Task instructions => Your task is to transcribe all the entries exactly, excluding pictures.

Source records =>

====

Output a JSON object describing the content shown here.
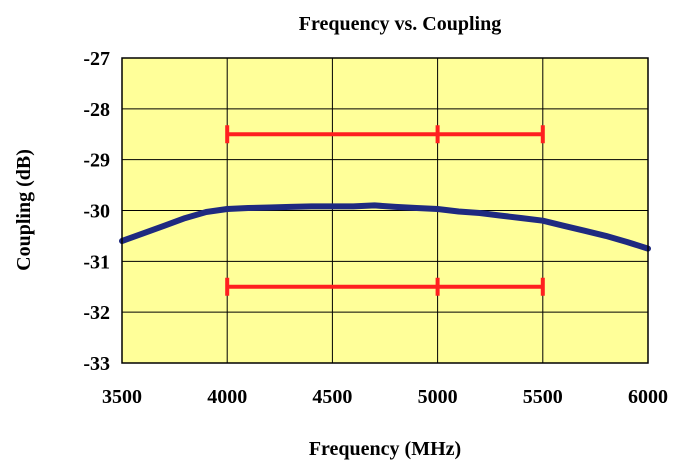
{
  "chart_data": {
    "type": "line",
    "title": "Frequency vs. Coupling",
    "xlabel": "Frequency (MHz)",
    "ylabel": "Coupling (dB)",
    "xlim": [
      3500,
      6000
    ],
    "ylim": [
      -33,
      -27
    ],
    "xticks": [
      3500,
      4000,
      4500,
      5000,
      5500,
      6000
    ],
    "yticks": [
      -27,
      -28,
      -29,
      -30,
      -31,
      -32,
      -33
    ],
    "grid": true,
    "plot_background": "#FFFF99",
    "series": [
      {
        "color": "#1F2A80",
        "x": [
          3500,
          3600,
          3700,
          3800,
          3900,
          4000,
          4100,
          4200,
          4300,
          4400,
          4500,
          4600,
          4700,
          4800,
          4900,
          5000,
          5100,
          5200,
          5300,
          5400,
          5500,
          5600,
          5700,
          5800,
          5900,
          6000
        ],
        "y": [
          -30.6,
          -30.45,
          -30.3,
          -30.15,
          -30.03,
          -29.97,
          -29.95,
          -29.94,
          -29.93,
          -29.92,
          -29.92,
          -29.92,
          -29.9,
          -29.93,
          -29.95,
          -29.97,
          -30.02,
          -30.05,
          -30.1,
          -30.15,
          -30.2,
          -30.3,
          -30.4,
          -30.5,
          -30.62,
          -30.75
        ]
      }
    ],
    "spec_limits": [
      {
        "color": "#FF2020",
        "y": -28.5,
        "x_start": 4000,
        "x_end": 5500,
        "ticks": [
          4000,
          5000,
          5500
        ]
      },
      {
        "color": "#FF2020",
        "y": -31.5,
        "x_start": 4000,
        "x_end": 5500,
        "ticks": [
          4000,
          5000,
          5500
        ]
      }
    ]
  }
}
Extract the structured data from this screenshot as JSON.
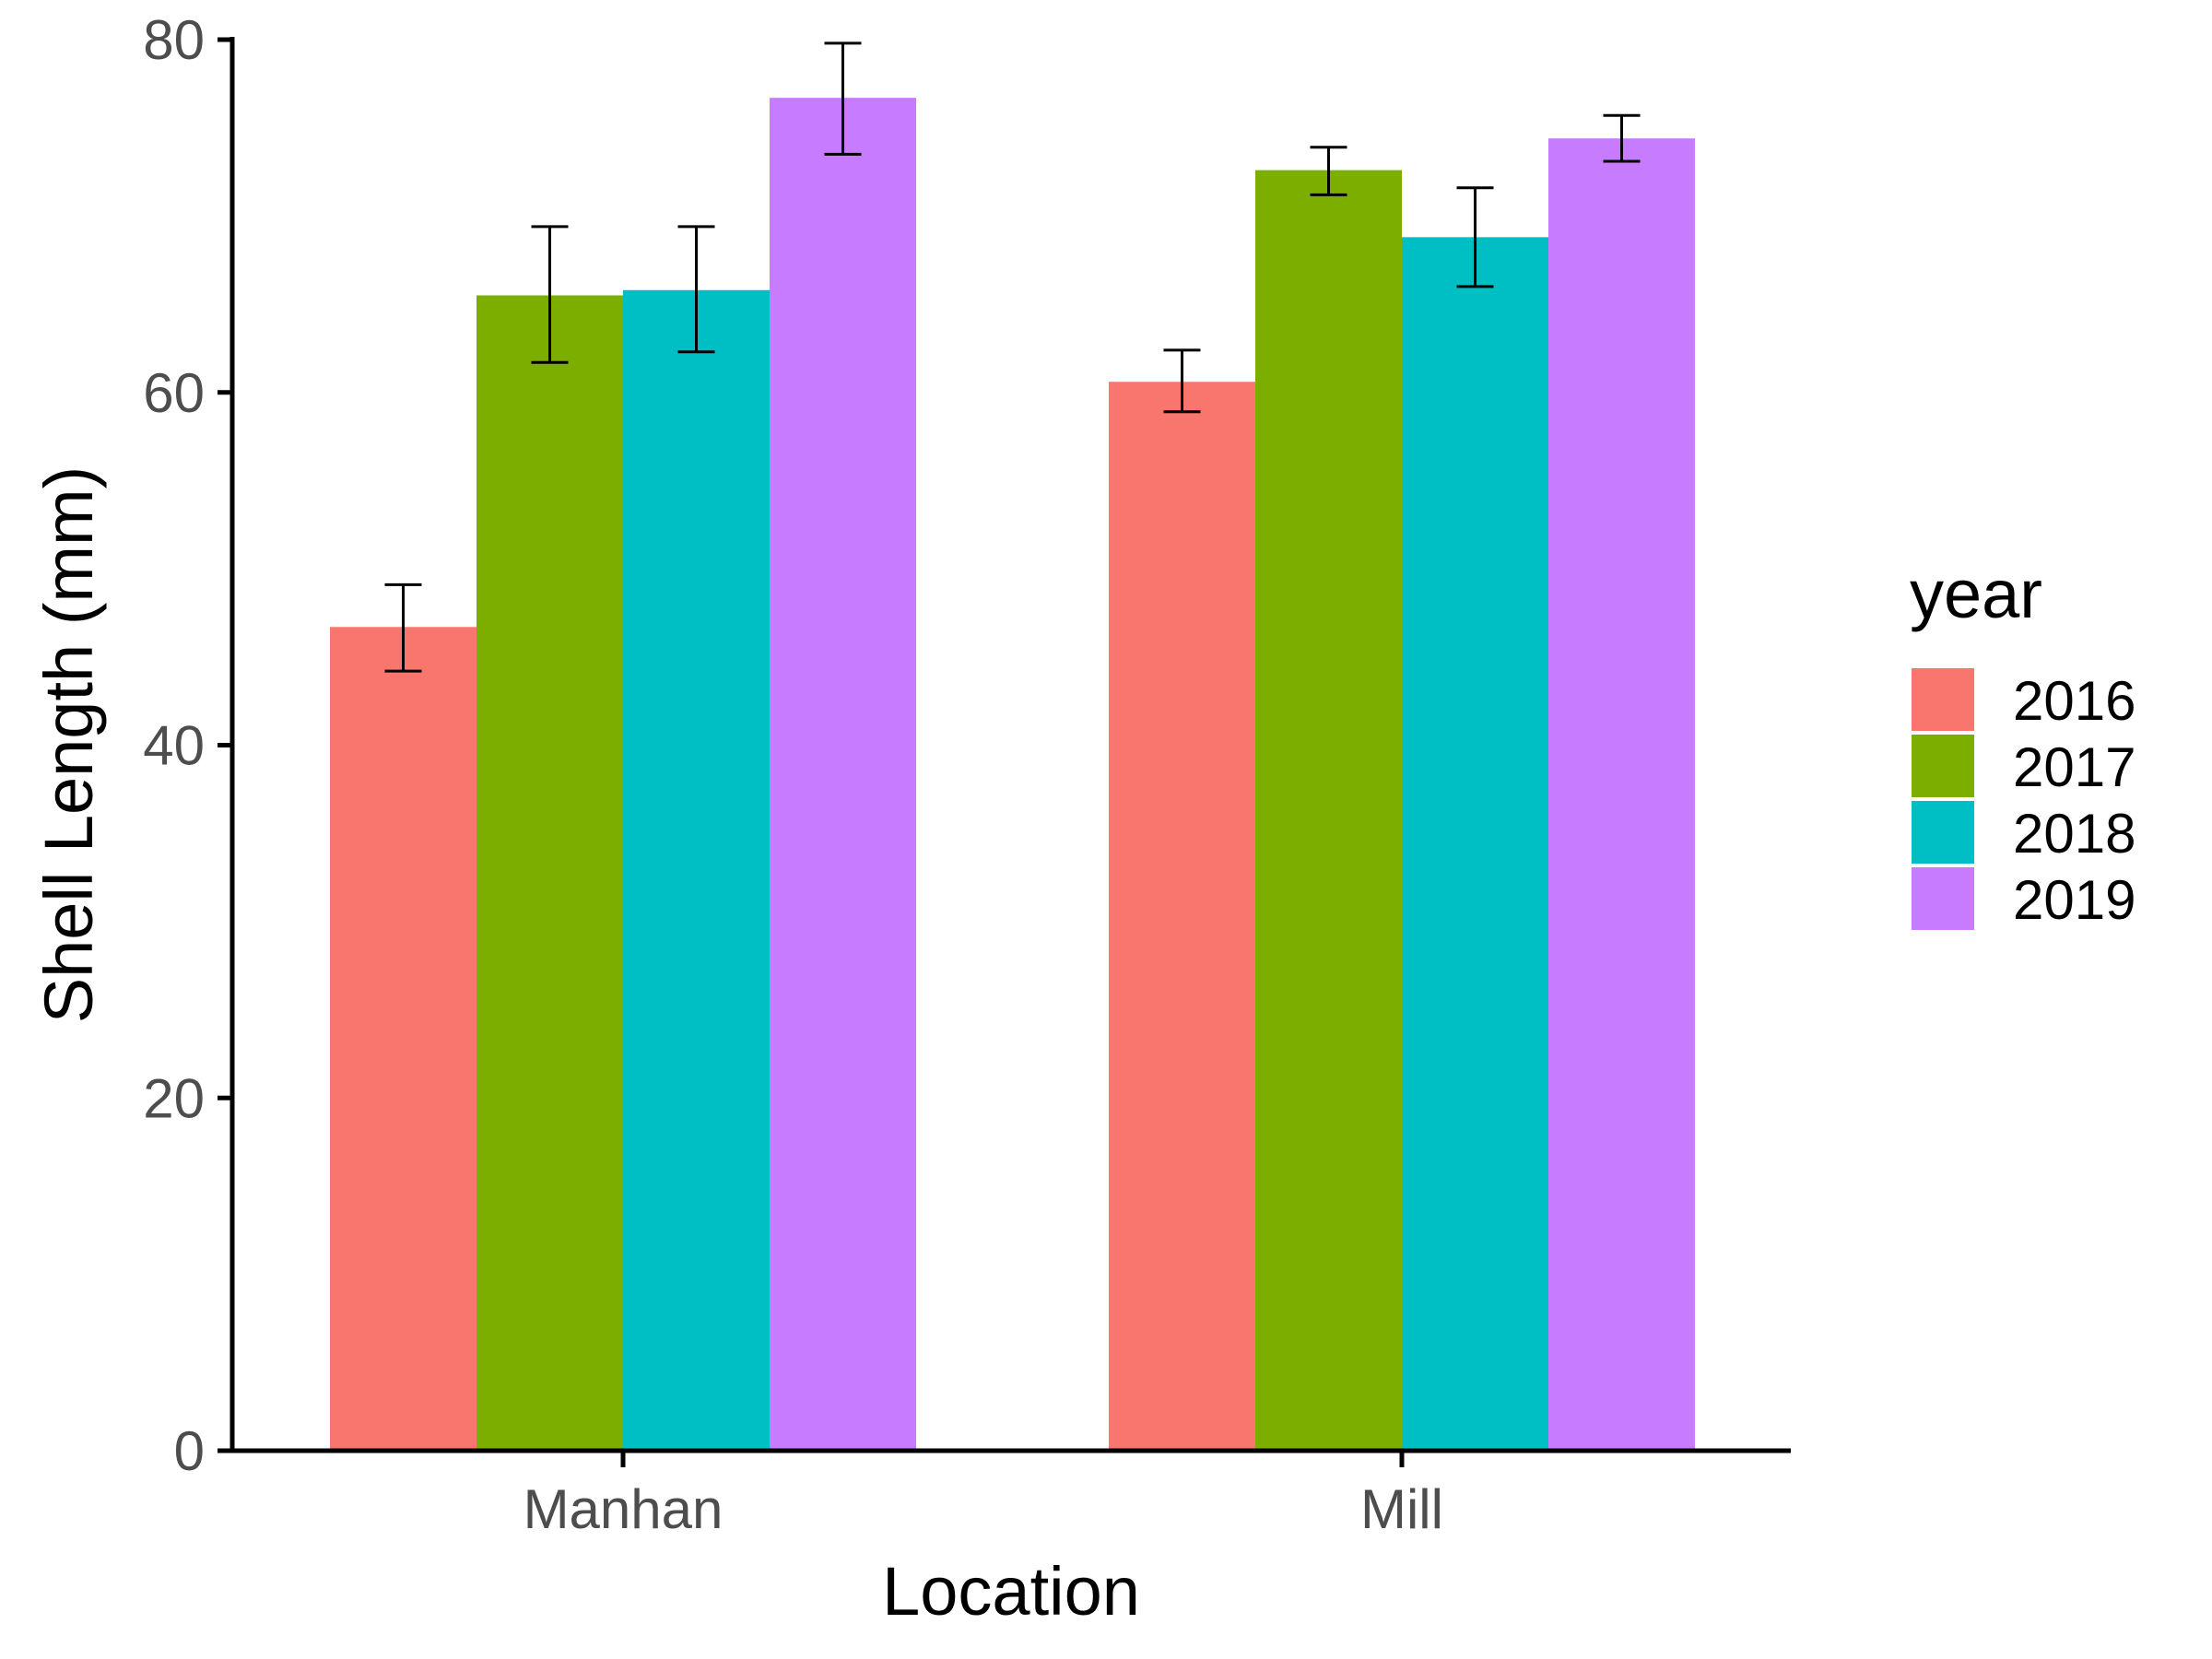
{
  "chart_data": {
    "type": "bar",
    "title": "",
    "xlabel": "Location",
    "ylabel": "Shell Length (mm)",
    "ylim": [
      0,
      80
    ],
    "yticks": [
      "0",
      "20",
      "40",
      "60",
      "80"
    ],
    "categories": [
      "Manhan",
      "Mill"
    ],
    "legend": {
      "title": "year",
      "placement": "right"
    },
    "grid": false,
    "series": [
      {
        "name": "2016",
        "color": "#F8766D",
        "values": [
          46.7,
          60.6
        ],
        "err_low": [
          44.2,
          58.9
        ],
        "err_high": [
          49.1,
          62.4
        ]
      },
      {
        "name": "2017",
        "color": "#7CAE00",
        "values": [
          65.5,
          72.6
        ],
        "err_low": [
          61.7,
          71.2
        ],
        "err_high": [
          69.4,
          73.9
        ]
      },
      {
        "name": "2018",
        "color": "#00BFC4",
        "values": [
          65.8,
          68.8
        ],
        "err_low": [
          62.3,
          66.0
        ],
        "err_high": [
          69.4,
          71.6
        ]
      },
      {
        "name": "2019",
        "color": "#C77CFF",
        "values": [
          76.7,
          74.4
        ],
        "err_low": [
          73.5,
          73.1
        ],
        "err_high": [
          79.8,
          75.7
        ]
      }
    ]
  }
}
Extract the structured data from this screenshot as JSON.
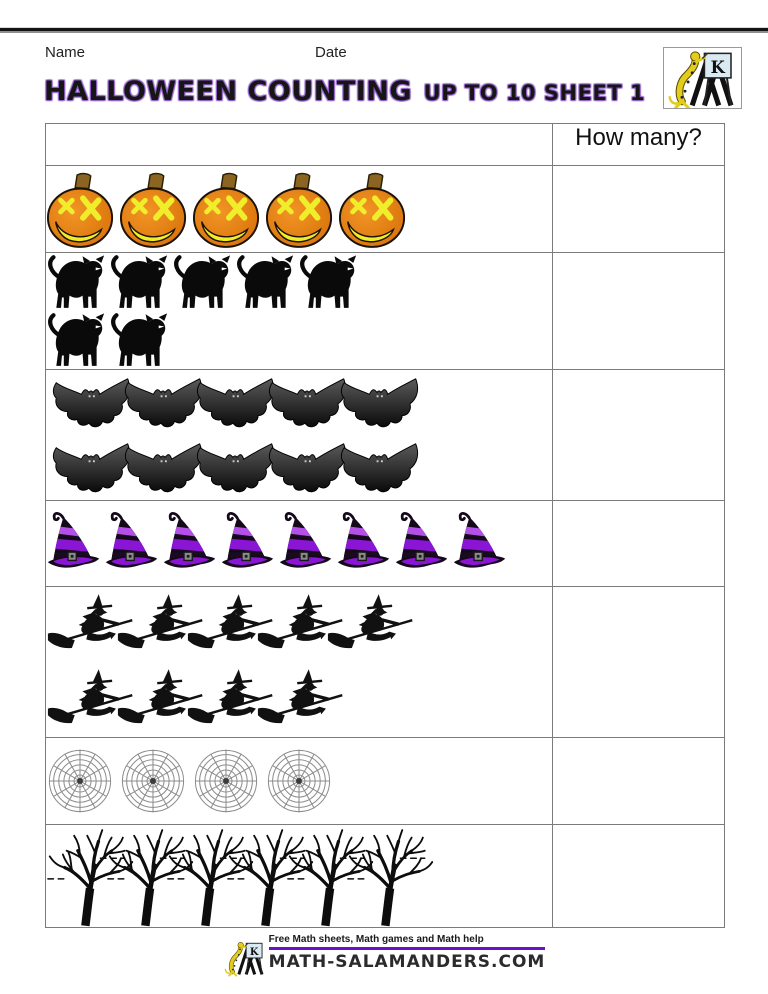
{
  "page": {
    "name_label": "Name",
    "date_label": "Date"
  },
  "title": {
    "main": "HALLOWEEN COUNTING",
    "sub": "UP TO 10 SHEET 1"
  },
  "logo": {
    "letter": "K"
  },
  "table": {
    "how_many_header": "How many?",
    "answers_blank": true,
    "rows": [
      {
        "item": "pumpkin",
        "label": "jack-o-lantern pumpkins",
        "count": 5,
        "lines": [
          5
        ]
      },
      {
        "item": "black-cat",
        "label": "black cats",
        "count": 7,
        "lines": [
          5,
          2
        ]
      },
      {
        "item": "bat",
        "label": "bats",
        "count": 10,
        "lines": [
          5,
          5
        ]
      },
      {
        "item": "witch-hat",
        "label": "witch hats",
        "count": 8,
        "lines": [
          8
        ]
      },
      {
        "item": "witch-on-broom",
        "label": "witches on broomsticks",
        "count": 9,
        "lines": [
          5,
          4
        ]
      },
      {
        "item": "spider-web",
        "label": "spider webs",
        "count": 4,
        "lines": [
          4
        ]
      },
      {
        "item": "tree",
        "label": "bare trees",
        "count": 6,
        "lines": [
          6
        ]
      }
    ]
  },
  "footer": {
    "tagline": "Free Math sheets, Math games and Math help",
    "site": "MATH-SALAMANDERS.COM"
  },
  "colors": {
    "title-glow": "#8f5cc8",
    "pumpkin-orange": "#e8820f",
    "pumpkin-stem": "#8a6420",
    "pumpkin-face": "#f0ee2a",
    "hat-purple": "#8a15d4",
    "hat-purple-light": "#b44fe8",
    "bat-dark": "#141414",
    "web-gray": "#8c8c8c",
    "salamander-yellow": "#e3cd1c",
    "footer-rule-purple": "#6a10c8",
    "table-border": "#7b7b7b"
  }
}
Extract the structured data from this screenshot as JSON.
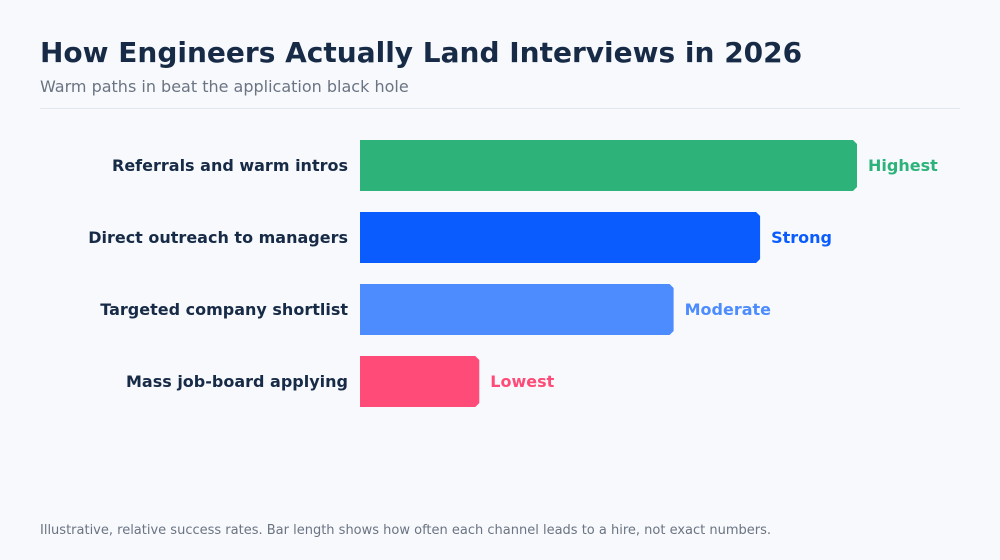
{
  "header": {
    "title": "How Engineers Actually Land Interviews in 2026",
    "subtitle": "Warm paths in beat the application black hole"
  },
  "footnote": "Illustrative, relative success rates. Bar length shows how often each channel leads to a hire, not exact numbers.",
  "chart_data": {
    "type": "bar",
    "orientation": "horizontal",
    "title": "How Engineers Actually Land Interviews in 2026",
    "subtitle": "Warm paths in beat the application black hole",
    "categories": [
      "Referrals and warm intros",
      "Direct outreach to managers",
      "Targeted company shortlist",
      "Mass job-board applying"
    ],
    "values": [
      100,
      80.5,
      63.1,
      24
    ],
    "value_unit": "relative success rate (illustrative, top channel = 100)",
    "data_labels": [
      "Highest",
      "Strong",
      "Moderate",
      "Lowest"
    ],
    "colors": [
      "#2db37a",
      "#0a5cff",
      "#4d8cff",
      "#ff4b78"
    ],
    "xlim": [
      0,
      100
    ],
    "grid": false,
    "legend": "none",
    "xlabel": "",
    "ylabel": ""
  }
}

====

Written solution =>
Output a JSON object describing the content shown here.
{
  "chart_data": {
    "type": "line",
    "title": "Frequency vs. Coupling",
    "xlabel": "Frequency (MHz)",
    "ylabel": "Coupling (dB)",
    "xlim": [
      3500,
      6000
    ],
    "ylim": [
      -33,
      -27
    ],
    "xticks": [
      3500,
      4000,
      4500,
      5000,
      5500,
      6000
    ],
    "yticks": [
      -27,
      -28,
      -29,
      -30,
      -31,
      -32,
      -33
    ],
    "grid": true,
    "plot_background": "#FFFF99",
    "series": [
      {
        "color": "#1F2A80",
        "x": [
          3500,
          3600,
          3700,
          3800,
          3900,
          4000,
          4100,
          4200,
          4300,
          4400,
          4500,
          4600,
          4700,
          4800,
          4900,
          5000,
          5100,
          5200,
          5300,
          5400,
          5500,
          5600,
          5700,
          5800,
          5900,
          6000
        ],
        "y": [
          -30.6,
          -30.45,
          -30.3,
          -30.15,
          -30.03,
          -29.97,
          -29.95,
          -29.94,
          -29.93,
          -29.92,
          -29.92,
          -29.92,
          -29.9,
          -29.93,
          -29.95,
          -29.97,
          -30.02,
          -30.05,
          -30.1,
          -30.15,
          -30.2,
          -30.3,
          -30.4,
          -30.5,
          -30.62,
          -30.75
        ]
      }
    ],
    "spec_limits": [
      {
        "color": "#FF2020",
        "y": -28.5,
        "x_start": 4000,
        "x_end": 5500,
        "ticks": [
          4000,
          5000,
          5500
        ]
      },
      {
        "color": "#FF2020",
        "y": -31.5,
        "x_start": 4000,
        "x_end": 5500,
        "ticks": [
          4000,
          5000,
          5500
        ]
      }
    ]
  }
}
Extract the structured data from this screenshot as JSON.
{
  "chart_data": {
    "type": "bar",
    "title": "",
    "xlabel": "Location",
    "ylabel": "Shell Length (mm)",
    "ylim": [
      0,
      80
    ],
    "yticks": [
      "0",
      "20",
      "40",
      "60",
      "80"
    ],
    "categories": [
      "Manhan",
      "Mill"
    ],
    "legend": {
      "title": "year",
      "placement": "right"
    },
    "grid": false,
    "series": [
      {
        "name": "2016",
        "color": "#F8766D",
        "values": [
          46.7,
          60.6
        ],
        "err_low": [
          44.2,
          58.9
        ],
        "err_high": [
          49.1,
          62.4
        ]
      },
      {
        "name": "2017",
        "color": "#7CAE00",
        "values": [
          65.5,
          72.6
        ],
        "err_low": [
          61.7,
          71.2
        ],
        "err_high": [
          69.4,
          73.9
        ]
      },
      {
        "name": "2018",
        "color": "#00BFC4",
        "values": [
          65.8,
          68.8
        ],
        "err_low": [
          62.3,
          66.0
        ],
        "err_high": [
          69.4,
          71.6
        ]
      },
      {
        "name": "2019",
        "color": "#C77CFF",
        "values": [
          76.7,
          74.4
        ],
        "err_low": [
          73.5,
          73.1
        ],
        "err_high": [
          79.8,
          75.7
        ]
      }
    ]
  }
}
Extract the structured data from this screenshot as JSON.
{
  "page": {
    "name_label": "Name",
    "date_label": "Date"
  },
  "title": {
    "main": "HALLOWEEN COUNTING",
    "sub": "UP TO 10 SHEET 1"
  },
  "logo": {
    "letter": "K"
  },
  "table": {
    "how_many_header": "How many?",
    "answers_blank": true,
    "rows": [
      {
        "item": "pumpkin",
        "label": "jack-o-lantern pumpkins",
        "count": 5,
        "lines": [
          5
        ]
      },
      {
        "item": "black-cat",
        "label": "black cats",
        "count": 7,
        "lines": [
          5,
          2
        ]
      },
      {
        "item": "bat",
        "label": "bats",
        "count": 10,
        "lines": [
          5,
          5
        ]
      },
      {
        "item": "witch-hat",
        "label": "witch hats",
        "count": 8,
        "lines": [
          8
        ]
      },
      {
        "item": "witch-on-broom",
        "label": "witches on broomsticks",
        "count": 9,
        "lines": [
          5,
          4
        ]
      },
      {
        "item": "spider-web",
        "label": "spider webs",
        "count": 4,
        "lines": [
          4
        ]
      },
      {
        "item": "tree",
        "label": "bare trees",
        "count": 6,
        "lines": [
          6
        ]
      }
    ]
  },
  "footer": {
    "tagline": "Free Math sheets, Math games and Math help",
    "site": "MATH-SALAMANDERS.COM"
  },
  "colors": {
    "title-glow": "#8f5cc8",
    "pumpkin-orange": "#e8820f",
    "pumpkin-stem": "#8a6420",
    "pumpkin-face": "#f0ee2a",
    "hat-purple": "#8a15d4",
    "hat-purple-light": "#b44fe8",
    "bat-dark": "#141414",
    "web-gray": "#8c8c8c",
    "salamander-yellow": "#e3cd1c",
    "footer-rule-purple": "#6a10c8",
    "table-border": "#7b7b7b"
  }
}
Extract the structured data from this screenshot as JSON.
{
  "header": {
    "title": "How Engineers Actually Land Interviews in 2026",
    "subtitle": "Warm paths in beat the application black hole"
  },
  "footnote": "Illustrative, relative success rates. Bar length shows how often each channel leads to a hire, not exact numbers.",
  "chart_data": {
    "type": "bar",
    "orientation": "horizontal",
    "title": "How Engineers Actually Land Interviews in 2026",
    "subtitle": "Warm paths in beat the application black hole",
    "categories": [
      "Referrals and warm intros",
      "Direct outreach to managers",
      "Targeted company shortlist",
      "Mass job-board applying"
    ],
    "values": [
      100,
      80.5,
      63.1,
      24
    ],
    "value_unit": "relative success rate (illustrative, top channel = 100)",
    "data_labels": [
      "Highest",
      "Strong",
      "Moderate",
      "Lowest"
    ],
    "colors": [
      "#2db37a",
      "#0a5cff",
      "#4d8cff",
      "#ff4b78"
    ],
    "xlim": [
      0,
      100
    ],
    "grid": false,
    "legend": "none",
    "xlabel": "",
    "ylabel": ""
  }
}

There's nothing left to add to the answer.